§ Problem statement
Give only the number of lines that hold the word "Shaft".

* START Source material *

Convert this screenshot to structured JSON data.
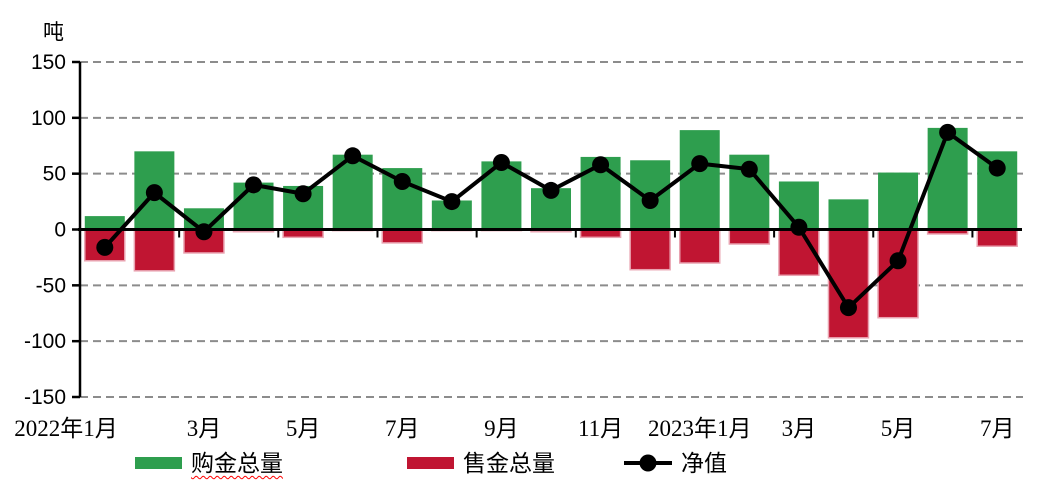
{
  "unit_label": "吨",
  "colors": {
    "buy_green": "#2E9E4E",
    "sell_red": "#C01532",
    "net_black": "#000000",
    "grid_gray": "#8C8C8C",
    "axis_black": "#000000",
    "sell_bar_border_pink": "#E9A3B1",
    "spellcheck_underline_red": "#FF0000"
  },
  "chart_data": {
    "type": "bar",
    "subtype": "combo-bar-line",
    "months_count": 19,
    "ylabel": "吨",
    "ylim": [
      -150,
      150
    ],
    "ytick_step": 50,
    "y_ticks": [
      150,
      100,
      50,
      0,
      -50,
      -100,
      -150
    ],
    "grid": "horizontal-dashed",
    "legend_position": "bottom",
    "x_tick_labels": [
      {
        "text": "2022年1月",
        "month": 0
      },
      {
        "text": "3月",
        "month": 2
      },
      {
        "text": "5月",
        "month": 4
      },
      {
        "text": "7月",
        "month": 6
      },
      {
        "text": "9月",
        "month": 8
      },
      {
        "text": "11月",
        "month": 10
      },
      {
        "text": "2023年1月",
        "month": 12
      },
      {
        "text": "3月",
        "month": 14
      },
      {
        "text": "5月",
        "month": 16
      },
      {
        "text": "7月",
        "month": 18
      }
    ],
    "series": [
      {
        "name": "购金总量",
        "type": "bar",
        "color": "#2E9E4E",
        "values": [
          12,
          70,
          19,
          42,
          39,
          67,
          55,
          26,
          61,
          37,
          65,
          62,
          89,
          67,
          43,
          27,
          51,
          91,
          70
        ]
      },
      {
        "name": "售金总量",
        "type": "bar",
        "color": "#C01532",
        "values": [
          -28,
          -37,
          -21,
          -2,
          -7,
          -1,
          -12,
          -1,
          -1,
          -2,
          -7,
          -36,
          -30,
          -13,
          -41,
          -97,
          -79,
          -4,
          -15
        ]
      },
      {
        "name": "净值",
        "type": "line",
        "color": "#000000",
        "values": [
          -16,
          33,
          -2,
          40,
          32,
          66,
          43,
          25,
          60,
          35,
          58,
          26,
          59,
          54,
          2,
          -70,
          -28,
          87,
          55
        ]
      }
    ]
  }
}
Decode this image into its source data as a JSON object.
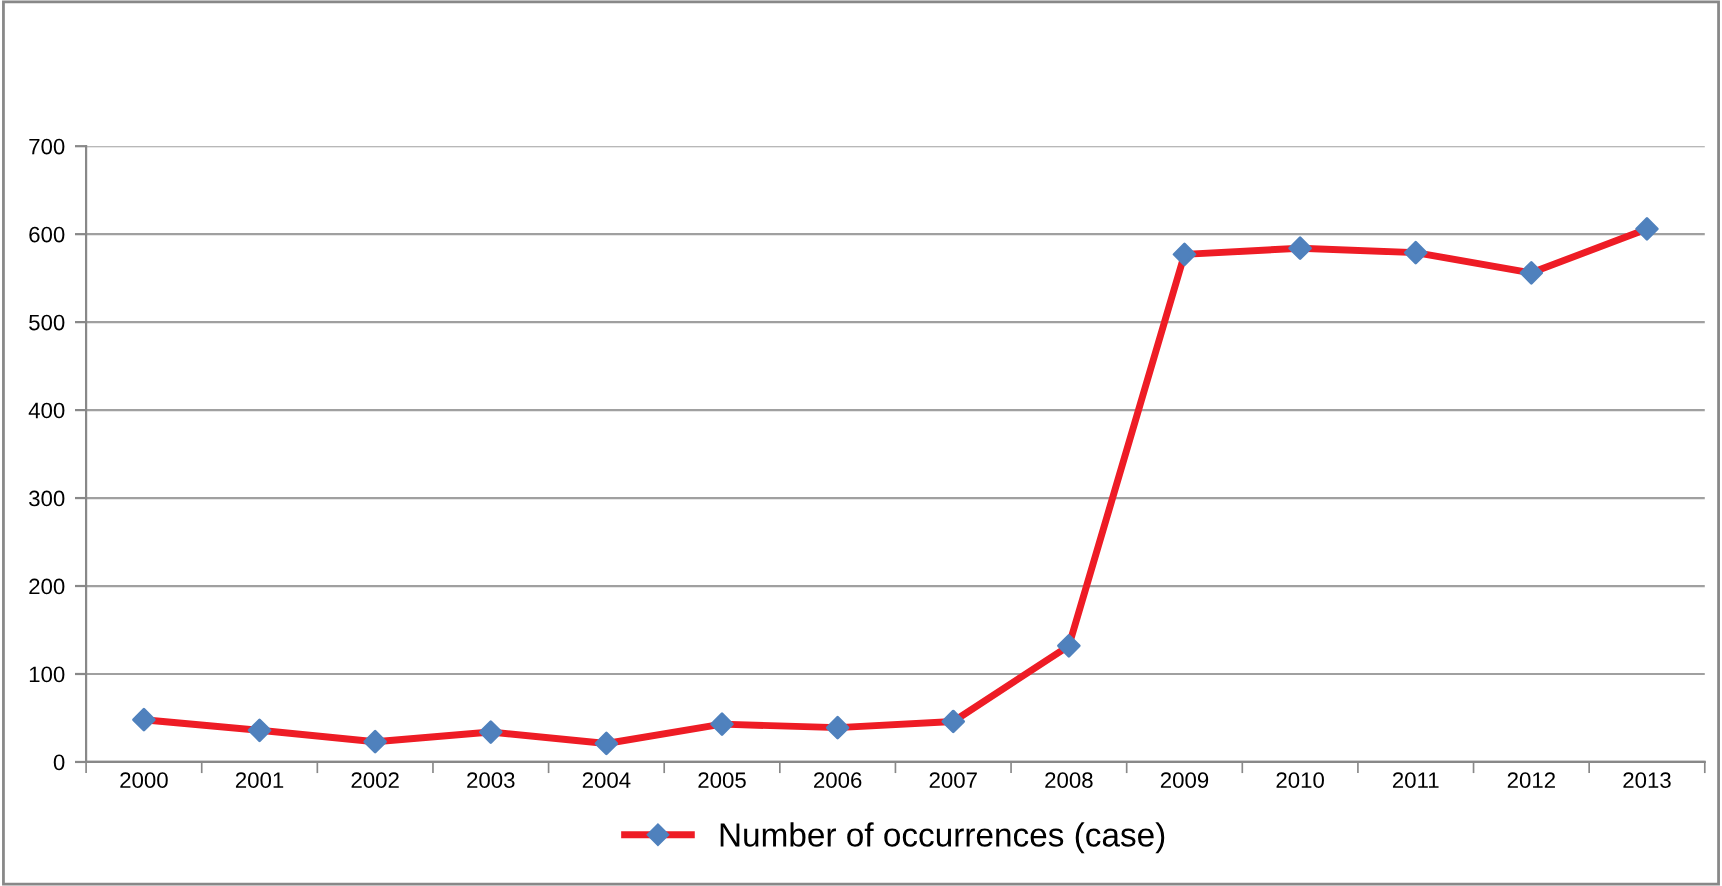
{
  "chart_data": {
    "type": "line",
    "categories": [
      "2000",
      "2001",
      "2002",
      "2003",
      "2004",
      "2005",
      "2006",
      "2007",
      "2008",
      "2009",
      "2010",
      "2011",
      "2012",
      "2013"
    ],
    "series": [
      {
        "name": "Number of occurrences (case)",
        "color": "#ee1c25",
        "colors": [
          "#4f81bd",
          "#4f81bd",
          "#4f81bd",
          "#4f81bd",
          "#4f81bd",
          "#4f81bd",
          "#4f81bd",
          "#4f81bd",
          "#4f81bd",
          "#4f81bd",
          "#4f81bd",
          "#4f81bd",
          "#4f81bd",
          "#4f81bd"
        ],
        "values": [
          48,
          36,
          23,
          34,
          21,
          43,
          39,
          46,
          132,
          577,
          584,
          579,
          556,
          606
        ]
      }
    ],
    "ylim": [
      0,
      700
    ],
    "yticks": [
      0,
      100,
      200,
      300,
      400,
      500,
      600,
      700
    ],
    "grid": "y",
    "legend": "bottom",
    "marker": "diamond",
    "line_style": "solid"
  }
}
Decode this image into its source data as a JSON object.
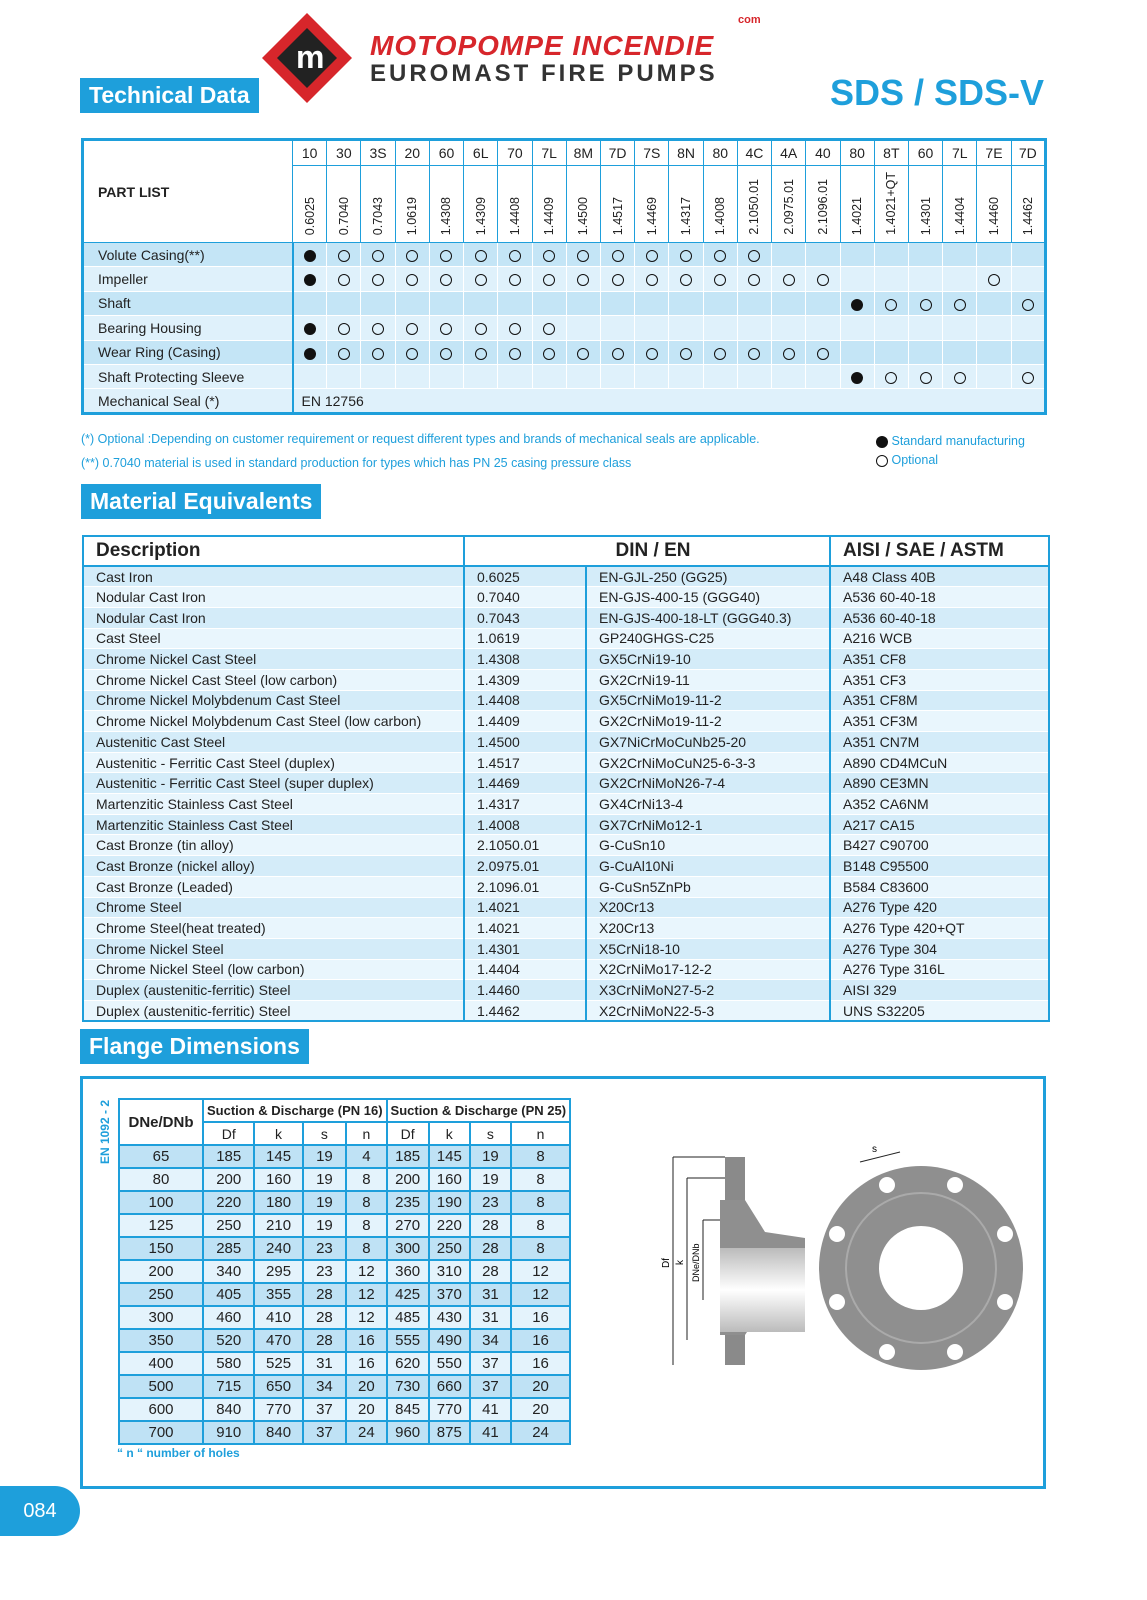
{
  "header": {
    "logo_top": "MOTOPOMPE INCENDIE",
    "logo_com": "com",
    "logo_bottom": "EUROMAST FIRE PUMPS",
    "section": "Technical Data",
    "model": "SDS / SDS-V",
    "brand_color": "#1e9fdb",
    "logo_color": "#d7262b"
  },
  "parts": {
    "title": "PART LIST",
    "codes": [
      "10",
      "30",
      "3S",
      "20",
      "60",
      "6L",
      "70",
      "7L",
      "8M",
      "7D",
      "7S",
      "8N",
      "80",
      "4C",
      "4A",
      "40",
      "80",
      "8T",
      "60",
      "7L",
      "7E",
      "7D"
    ],
    "materials": [
      "0.6025",
      "0.7040",
      "0.7043",
      "1.0619",
      "1.4308",
      "1.4309",
      "1.4408",
      "1.4409",
      "1.4500",
      "1.4517",
      "1.4469",
      "1.4317",
      "1.4008",
      "2.1050.01",
      "2.0975.01",
      "2.1096.01",
      "1.4021",
      "1.4021+QT",
      "1.4301",
      "1.4404",
      "1.4460",
      "1.4462"
    ],
    "rows": [
      {
        "label": "Volute Casing(**)",
        "marks": [
          "f",
          "o",
          "o",
          "o",
          "o",
          "o",
          "o",
          "o",
          "o",
          "o",
          "o",
          "o",
          "o",
          "o",
          "",
          "",
          "",
          "",
          "",
          "",
          "",
          ""
        ]
      },
      {
        "label": "Impeller",
        "marks": [
          "f",
          "o",
          "o",
          "o",
          "o",
          "o",
          "o",
          "o",
          "o",
          "o",
          "o",
          "o",
          "o",
          "o",
          "o",
          "o",
          "",
          "",
          "",
          "",
          "o",
          ""
        ]
      },
      {
        "label": "Shaft",
        "marks": [
          "",
          "",
          "",
          "",
          "",
          "",
          "",
          "",
          "",
          "",
          "",
          "",
          "",
          "",
          "",
          "",
          "f",
          "o",
          "o",
          "o",
          "",
          "o"
        ]
      },
      {
        "label": "Bearing Housing",
        "marks": [
          "f",
          "o",
          "o",
          "o",
          "o",
          "o",
          "o",
          "o",
          "",
          "",
          "",
          "",
          "",
          "",
          "",
          "",
          "",
          "",
          "",
          "",
          "",
          ""
        ]
      },
      {
        "label": "Wear Ring (Casing)",
        "marks": [
          "f",
          "o",
          "o",
          "o",
          "o",
          "o",
          "o",
          "o",
          "o",
          "o",
          "o",
          "o",
          "o",
          "o",
          "o",
          "o",
          "",
          "",
          "",
          "",
          "",
          ""
        ]
      },
      {
        "label": "Shaft Protecting Sleeve",
        "marks": [
          "",
          "",
          "",
          "",
          "",
          "",
          "",
          "",
          "",
          "",
          "",
          "",
          "",
          "",
          "",
          "",
          "f",
          "o",
          "o",
          "o",
          "",
          "o"
        ]
      }
    ],
    "seal": {
      "label": "Mechanical Seal (*)",
      "value": "EN 12756"
    },
    "note1": "(*) Optional :Depending on customer requirement or request different types and brands of mechanical seals are applicable.",
    "note2": "(**) 0.7040 material is used in standard production for types which has PN 25 casing pressure class",
    "legend_standard": "Standard manufacturing",
    "legend_optional": "Optional"
  },
  "materials": {
    "section": "Material Equivalents",
    "headers": [
      "Description",
      "DIN / EN",
      "AISI / SAE / ASTM"
    ],
    "rows": [
      [
        "Cast Iron",
        "0.6025",
        "EN-GJL-250 (GG25)",
        "A48 Class 40B"
      ],
      [
        "Nodular Cast Iron",
        "0.7040",
        "EN-GJS-400-15 (GGG40)",
        "A536 60-40-18"
      ],
      [
        "Nodular Cast Iron",
        "0.7043",
        "EN-GJS-400-18-LT (GGG40.3)",
        "A536 60-40-18"
      ],
      [
        "Cast Steel",
        "1.0619",
        "GP240GHGS-C25",
        "A216 WCB"
      ],
      [
        "Chrome Nickel Cast Steel",
        "1.4308",
        "GX5CrNi19-10",
        "A351 CF8"
      ],
      [
        "Chrome Nickel Cast Steel (low carbon)",
        "1.4309",
        "GX2CrNi19-11",
        "A351 CF3"
      ],
      [
        "Chrome Nickel Molybdenum Cast Steel",
        "1.4408",
        "GX5CrNiMo19-11-2",
        "A351 CF8M"
      ],
      [
        "Chrome Nickel Molybdenum Cast Steel (low carbon)",
        "1.4409",
        "GX2CrNiMo19-11-2",
        "A351 CF3M"
      ],
      [
        "Austenitic Cast Steel",
        "1.4500",
        "GX7NiCrMoCuNb25-20",
        "A351 CN7M"
      ],
      [
        "Austenitic - Ferritic Cast Steel (duplex)",
        "1.4517",
        "GX2CrNiMoCuN25-6-3-3",
        "A890 CD4MCuN"
      ],
      [
        "Austenitic - Ferritic Cast Steel (super duplex)",
        "1.4469",
        "GX2CrNiMoN26-7-4",
        "A890 CE3MN"
      ],
      [
        "Martenzitic Stainless Cast Steel",
        "1.4317",
        "GX4CrNi13-4",
        "A352 CA6NM"
      ],
      [
        "Martenzitic Stainless Cast Steel",
        "1.4008",
        "GX7CrNiMo12-1",
        "A217 CA15"
      ],
      [
        "Cast Bronze (tin alloy)",
        "2.1050.01",
        "G-CuSn10",
        "B427 C90700"
      ],
      [
        "Cast Bronze (nickel alloy)",
        "2.0975.01",
        "G-CuAl10Ni",
        "B148 C95500"
      ],
      [
        "Cast Bronze (Leaded)",
        "2.1096.01",
        "G-CuSn5ZnPb",
        "B584 C83600"
      ],
      [
        "Chrome Steel",
        "1.4021",
        "X20Cr13",
        "A276 Type 420"
      ],
      [
        "Chrome Steel(heat treated)",
        "1.4021",
        "X20Cr13",
        "A276 Type 420+QT"
      ],
      [
        "Chrome Nickel Steel",
        "1.4301",
        "X5CrNi18-10",
        "A276 Type 304"
      ],
      [
        "Chrome Nickel Steel (low carbon)",
        "1.4404",
        "X2CrNiMo17-12-2",
        "A276 Type 316L"
      ],
      [
        "Duplex (austenitic-ferritic) Steel",
        "1.4460",
        "X3CrNiMoN27-5-2",
        "AISI 329"
      ],
      [
        "Duplex (austenitic-ferritic) Steel",
        "1.4462",
        "X2CrNiMoN22-5-3",
        "UNS S32205"
      ]
    ]
  },
  "flange": {
    "section": "Flange Dimensions",
    "standard": "EN 1092 - 2",
    "col0": "DNe/DNb",
    "group1": "Suction & Discharge (PN 16)",
    "group2": "Suction & Discharge (PN 25)",
    "sub": [
      "Df",
      "k",
      "s",
      "n",
      "Df",
      "k",
      "s",
      "n"
    ],
    "rows": [
      [
        "65",
        "185",
        "145",
        "19",
        "4",
        "185",
        "145",
        "19",
        "8"
      ],
      [
        "80",
        "200",
        "160",
        "19",
        "8",
        "200",
        "160",
        "19",
        "8"
      ],
      [
        "100",
        "220",
        "180",
        "19",
        "8",
        "235",
        "190",
        "23",
        "8"
      ],
      [
        "125",
        "250",
        "210",
        "19",
        "8",
        "270",
        "220",
        "28",
        "8"
      ],
      [
        "150",
        "285",
        "240",
        "23",
        "8",
        "300",
        "250",
        "28",
        "8"
      ],
      [
        "200",
        "340",
        "295",
        "23",
        "12",
        "360",
        "310",
        "28",
        "12"
      ],
      [
        "250",
        "405",
        "355",
        "28",
        "12",
        "425",
        "370",
        "31",
        "12"
      ],
      [
        "300",
        "460",
        "410",
        "28",
        "12",
        "485",
        "430",
        "31",
        "16"
      ],
      [
        "350",
        "520",
        "470",
        "28",
        "16",
        "555",
        "490",
        "34",
        "16"
      ],
      [
        "400",
        "580",
        "525",
        "31",
        "16",
        "620",
        "550",
        "37",
        "16"
      ],
      [
        "500",
        "715",
        "650",
        "34",
        "20",
        "730",
        "660",
        "37",
        "20"
      ],
      [
        "600",
        "840",
        "770",
        "37",
        "20",
        "845",
        "770",
        "41",
        "20"
      ],
      [
        "700",
        "910",
        "840",
        "37",
        "24",
        "960",
        "875",
        "41",
        "24"
      ]
    ],
    "holes_note": "“ n “ number of holes",
    "diagram_labels": {
      "df": "Df",
      "k": "k",
      "dn": "DNe/DNb",
      "s": "s"
    }
  },
  "page_number": "084"
}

* END Source material *

§ Solution for this problem
2